Below are records; state how many of their lines hold the word "supervisor", and give only the figure.

__Data records__:
—————
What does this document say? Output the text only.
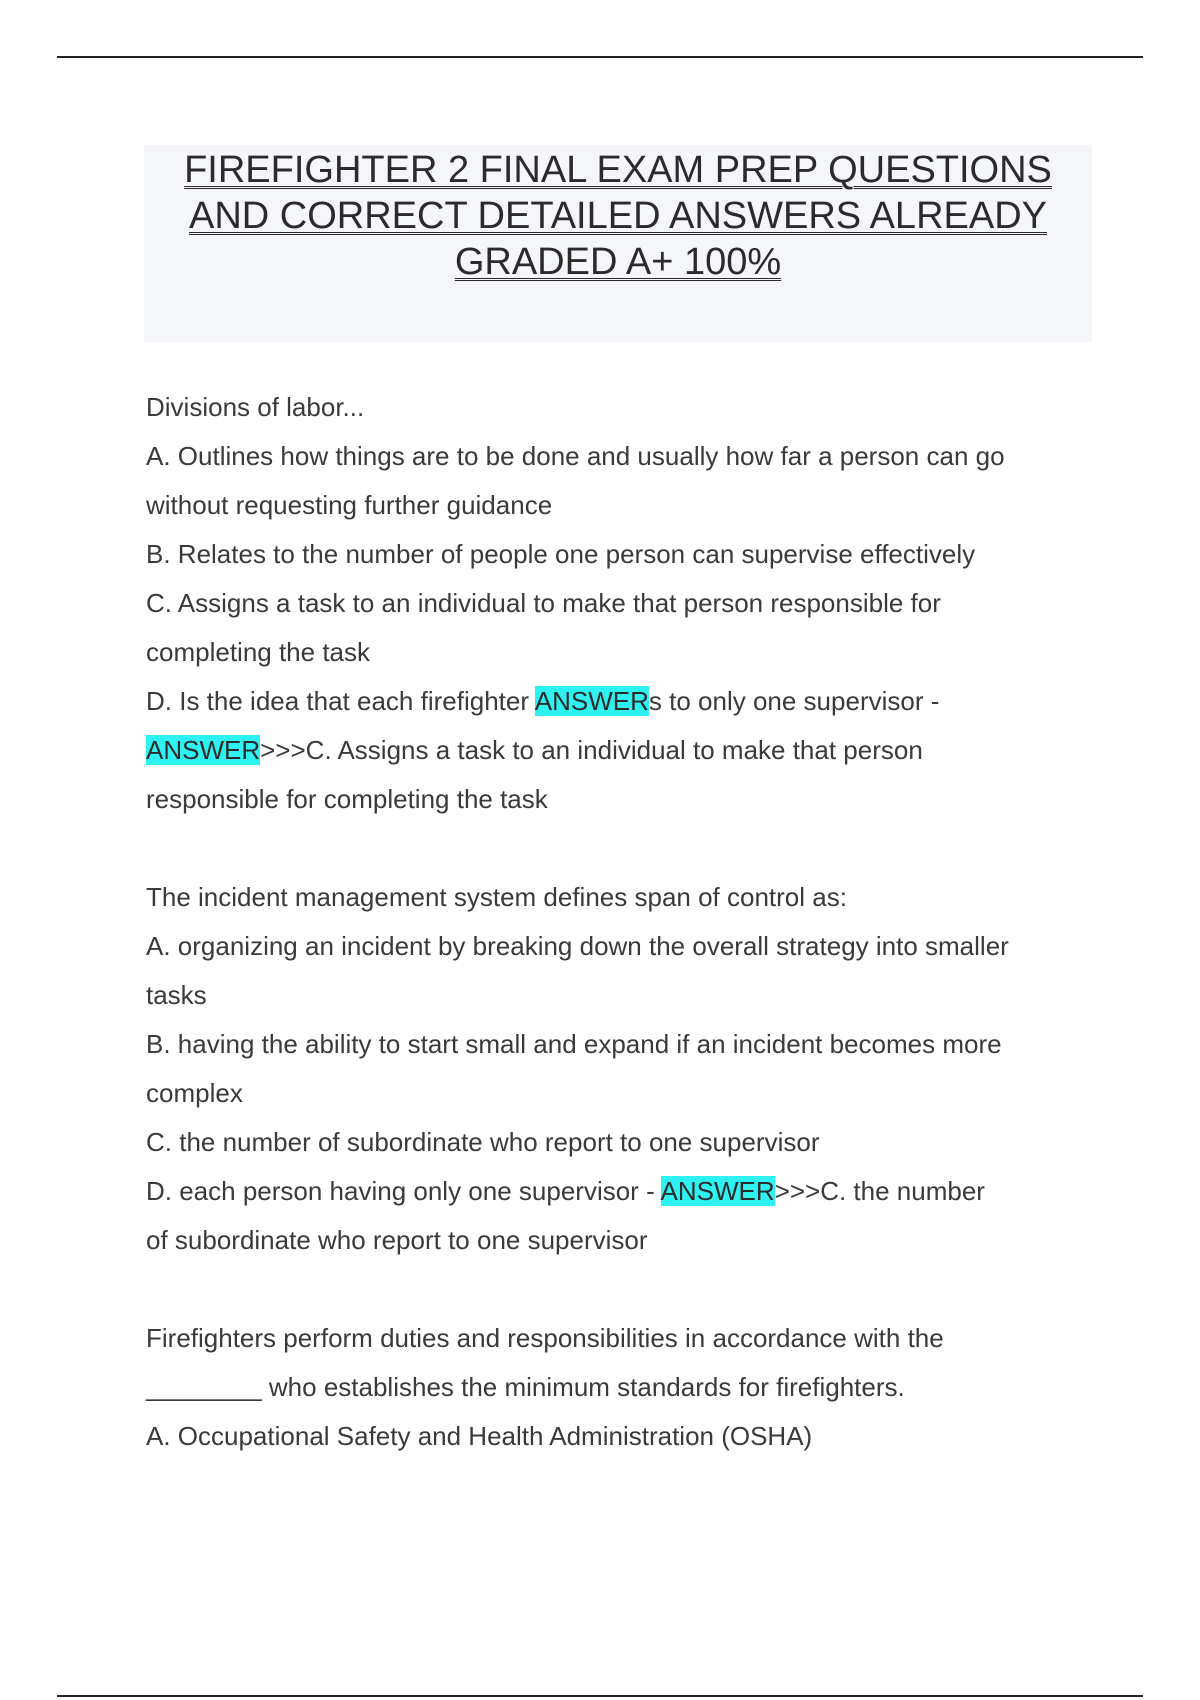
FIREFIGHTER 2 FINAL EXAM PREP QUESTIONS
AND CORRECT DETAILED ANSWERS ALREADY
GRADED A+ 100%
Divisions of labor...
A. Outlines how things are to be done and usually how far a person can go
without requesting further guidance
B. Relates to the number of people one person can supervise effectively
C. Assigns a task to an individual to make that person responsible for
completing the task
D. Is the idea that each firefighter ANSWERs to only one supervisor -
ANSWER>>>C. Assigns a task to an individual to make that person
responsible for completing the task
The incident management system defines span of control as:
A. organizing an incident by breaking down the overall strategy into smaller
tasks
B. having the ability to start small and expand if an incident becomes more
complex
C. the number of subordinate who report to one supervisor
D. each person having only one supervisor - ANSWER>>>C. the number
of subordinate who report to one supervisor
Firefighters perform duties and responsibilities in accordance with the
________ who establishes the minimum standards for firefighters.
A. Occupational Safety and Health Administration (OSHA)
—————
__WRITTEN SOLUTION__: 4